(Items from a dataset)
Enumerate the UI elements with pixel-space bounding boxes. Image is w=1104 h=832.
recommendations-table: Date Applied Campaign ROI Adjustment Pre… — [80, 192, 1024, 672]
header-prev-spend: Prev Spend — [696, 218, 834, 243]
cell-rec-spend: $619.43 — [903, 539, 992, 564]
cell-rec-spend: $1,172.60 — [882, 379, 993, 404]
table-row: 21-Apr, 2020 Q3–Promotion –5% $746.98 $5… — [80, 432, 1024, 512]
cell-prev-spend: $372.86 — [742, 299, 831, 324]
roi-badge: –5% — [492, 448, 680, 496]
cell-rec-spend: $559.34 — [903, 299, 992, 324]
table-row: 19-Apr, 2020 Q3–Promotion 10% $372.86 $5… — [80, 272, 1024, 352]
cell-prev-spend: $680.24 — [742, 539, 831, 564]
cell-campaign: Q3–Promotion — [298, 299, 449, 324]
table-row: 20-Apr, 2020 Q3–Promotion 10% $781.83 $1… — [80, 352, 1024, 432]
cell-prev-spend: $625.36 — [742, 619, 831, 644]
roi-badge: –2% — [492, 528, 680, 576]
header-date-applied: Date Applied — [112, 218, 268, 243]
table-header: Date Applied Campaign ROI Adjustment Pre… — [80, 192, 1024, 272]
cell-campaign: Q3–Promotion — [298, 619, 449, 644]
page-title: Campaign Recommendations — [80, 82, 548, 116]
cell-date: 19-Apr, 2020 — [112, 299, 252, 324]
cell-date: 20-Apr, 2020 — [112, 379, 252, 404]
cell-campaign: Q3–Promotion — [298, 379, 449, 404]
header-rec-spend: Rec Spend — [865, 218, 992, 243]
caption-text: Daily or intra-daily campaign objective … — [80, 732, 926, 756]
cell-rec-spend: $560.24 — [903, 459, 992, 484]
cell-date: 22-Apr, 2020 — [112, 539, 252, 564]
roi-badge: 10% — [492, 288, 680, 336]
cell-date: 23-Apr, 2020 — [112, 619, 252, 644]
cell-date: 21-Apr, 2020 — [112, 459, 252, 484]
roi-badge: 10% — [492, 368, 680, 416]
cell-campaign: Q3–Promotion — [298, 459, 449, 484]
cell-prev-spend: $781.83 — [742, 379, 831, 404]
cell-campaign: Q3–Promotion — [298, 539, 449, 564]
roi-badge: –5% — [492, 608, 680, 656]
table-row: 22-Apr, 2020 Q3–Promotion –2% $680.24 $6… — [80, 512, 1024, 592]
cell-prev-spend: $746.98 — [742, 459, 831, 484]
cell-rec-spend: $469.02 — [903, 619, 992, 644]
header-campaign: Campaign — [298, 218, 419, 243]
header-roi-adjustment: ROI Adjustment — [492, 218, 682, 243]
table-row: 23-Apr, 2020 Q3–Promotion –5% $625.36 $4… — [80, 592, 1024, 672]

§ Aim of the exercise: Copy every row above word for word, keeping the same order.

§ Result for this exercise:
Enumerate the UI elements with pixel-space bounding boxes. Image is w=1104 h=832.
recommendations-table: Date Applied Campaign ROI Adjustment Pre… — [80, 192, 1024, 672]
header-prev-spend: Prev Spend — [696, 218, 834, 243]
cell-rec-spend: $619.43 — [903, 539, 992, 564]
cell-rec-spend: $1,172.60 — [882, 379, 993, 404]
table-row: 21-Apr, 2020 Q3–Promotion –5% $746.98 $5… — [80, 432, 1024, 512]
cell-prev-spend: $372.86 — [742, 299, 831, 324]
roi-badge: –5% — [492, 448, 680, 496]
cell-rec-spend: $559.34 — [903, 299, 992, 324]
table-row: 19-Apr, 2020 Q3–Promotion 10% $372.86 $5… — [80, 272, 1024, 352]
cell-prev-spend: $680.24 — [742, 539, 831, 564]
cell-campaign: Q3–Promotion — [298, 299, 449, 324]
table-row: 20-Apr, 2020 Q3–Promotion 10% $781.83 $1… — [80, 352, 1024, 432]
cell-prev-spend: $625.36 — [742, 619, 831, 644]
roi-badge: –2% — [492, 528, 680, 576]
header-date-applied: Date Applied — [112, 218, 268, 243]
table-header: Date Applied Campaign ROI Adjustment Pre… — [80, 192, 1024, 272]
cell-campaign: Q3–Promotion — [298, 619, 449, 644]
page-title: Campaign Recommendations — [80, 82, 548, 116]
cell-date: 19-Apr, 2020 — [112, 299, 252, 324]
cell-date: 20-Apr, 2020 — [112, 379, 252, 404]
cell-campaign: Q3–Promotion — [298, 379, 449, 404]
header-rec-spend: Rec Spend — [865, 218, 992, 243]
caption-text: Daily or intra-daily campaign objective … — [80, 732, 926, 756]
cell-rec-spend: $560.24 — [903, 459, 992, 484]
cell-date: 22-Apr, 2020 — [112, 539, 252, 564]
roi-badge: 10% — [492, 288, 680, 336]
cell-date: 23-Apr, 2020 — [112, 619, 252, 644]
cell-date: 21-Apr, 2020 — [112, 459, 252, 484]
roi-badge: 10% — [492, 368, 680, 416]
cell-campaign: Q3–Promotion — [298, 459, 449, 484]
cell-prev-spend: $781.83 — [742, 379, 831, 404]
cell-campaign: Q3–Promotion — [298, 539, 449, 564]
roi-badge: –5% — [492, 608, 680, 656]
table-row: 22-Apr, 2020 Q3–Promotion –2% $680.24 $6… — [80, 512, 1024, 592]
cell-prev-spend: $746.98 — [742, 459, 831, 484]
cell-rec-spend: $469.02 — [903, 619, 992, 644]
header-campaign: Campaign — [298, 218, 419, 243]
header-roi-adjustment: ROI Adjustment — [492, 218, 682, 243]
table-row: 23-Apr, 2020 Q3–Promotion –5% $625.36 $4… — [80, 592, 1024, 672]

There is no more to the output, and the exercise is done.